**Task description:** Repeat the full listing, word for word.

**Working data:**
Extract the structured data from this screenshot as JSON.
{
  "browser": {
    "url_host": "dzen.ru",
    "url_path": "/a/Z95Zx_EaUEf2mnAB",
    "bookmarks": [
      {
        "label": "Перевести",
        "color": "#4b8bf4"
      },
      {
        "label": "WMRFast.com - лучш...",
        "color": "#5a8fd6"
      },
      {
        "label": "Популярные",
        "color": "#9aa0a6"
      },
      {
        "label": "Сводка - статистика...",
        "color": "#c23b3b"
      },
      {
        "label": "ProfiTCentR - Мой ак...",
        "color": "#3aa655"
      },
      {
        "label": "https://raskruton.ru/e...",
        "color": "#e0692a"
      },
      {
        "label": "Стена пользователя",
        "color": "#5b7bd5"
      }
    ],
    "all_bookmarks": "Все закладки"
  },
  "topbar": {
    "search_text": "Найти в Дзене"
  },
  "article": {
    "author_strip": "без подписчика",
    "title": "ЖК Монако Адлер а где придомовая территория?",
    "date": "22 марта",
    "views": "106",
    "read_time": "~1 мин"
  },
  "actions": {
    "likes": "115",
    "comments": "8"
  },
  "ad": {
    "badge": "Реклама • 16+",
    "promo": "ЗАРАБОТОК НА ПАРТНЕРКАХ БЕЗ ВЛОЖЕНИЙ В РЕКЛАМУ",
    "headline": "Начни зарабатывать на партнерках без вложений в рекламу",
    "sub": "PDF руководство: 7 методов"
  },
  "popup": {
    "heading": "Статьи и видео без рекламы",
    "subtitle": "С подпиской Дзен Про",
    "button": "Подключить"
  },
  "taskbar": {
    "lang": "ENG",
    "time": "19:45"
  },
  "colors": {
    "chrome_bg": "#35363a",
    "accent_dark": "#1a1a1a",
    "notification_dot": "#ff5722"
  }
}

**Response to this task:**
Extract the structured data from this screenshot as JSON.
{
  "browser": {
    "url_host": "dzen.ru",
    "url_path": "/a/Z95Zx_EaUEf2mnAB",
    "bookmarks": [
      {
        "label": "Перевести",
        "color": "#4b8bf4"
      },
      {
        "label": "WMRFast.com - лучш...",
        "color": "#5a8fd6"
      },
      {
        "label": "Популярные",
        "color": "#9aa0a6"
      },
      {
        "label": "Сводка - статистика...",
        "color": "#c23b3b"
      },
      {
        "label": "ProfiTCentR - Мой ак...",
        "color": "#3aa655"
      },
      {
        "label": "https://raskruton.ru/e...",
        "color": "#e0692a"
      },
      {
        "label": "Стена пользователя",
        "color": "#5b7bd5"
      }
    ],
    "all_bookmarks": "Все закладки"
  },
  "topbar": {
    "search_text": "Найти в Дзене"
  },
  "article": {
    "author_strip": "без подписчика",
    "title": "ЖК Монако Адлер а где придомовая территория?",
    "date": "22 марта",
    "views": "106",
    "read_time": "~1 мин"
  },
  "actions": {
    "likes": "115",
    "comments": "8"
  },
  "ad": {
    "badge": "Реклама • 16+",
    "promo": "ЗАРАБОТОК НА ПАРТНЕРКАХ БЕЗ ВЛОЖЕНИЙ В РЕКЛАМУ",
    "headline": "Начни зарабатывать на партнерках без вложений в рекламу",
    "sub": "PDF руководство: 7 методов"
  },
  "popup": {
    "heading": "Статьи и видео без рекламы",
    "subtitle": "С подпиской Дзен Про",
    "button": "Подключить"
  },
  "taskbar": {
    "lang": "ENG",
    "time": "19:45"
  },
  "colors": {
    "chrome_bg": "#35363a",
    "accent_dark": "#1a1a1a",
    "notification_dot": "#ff5722"
  }
}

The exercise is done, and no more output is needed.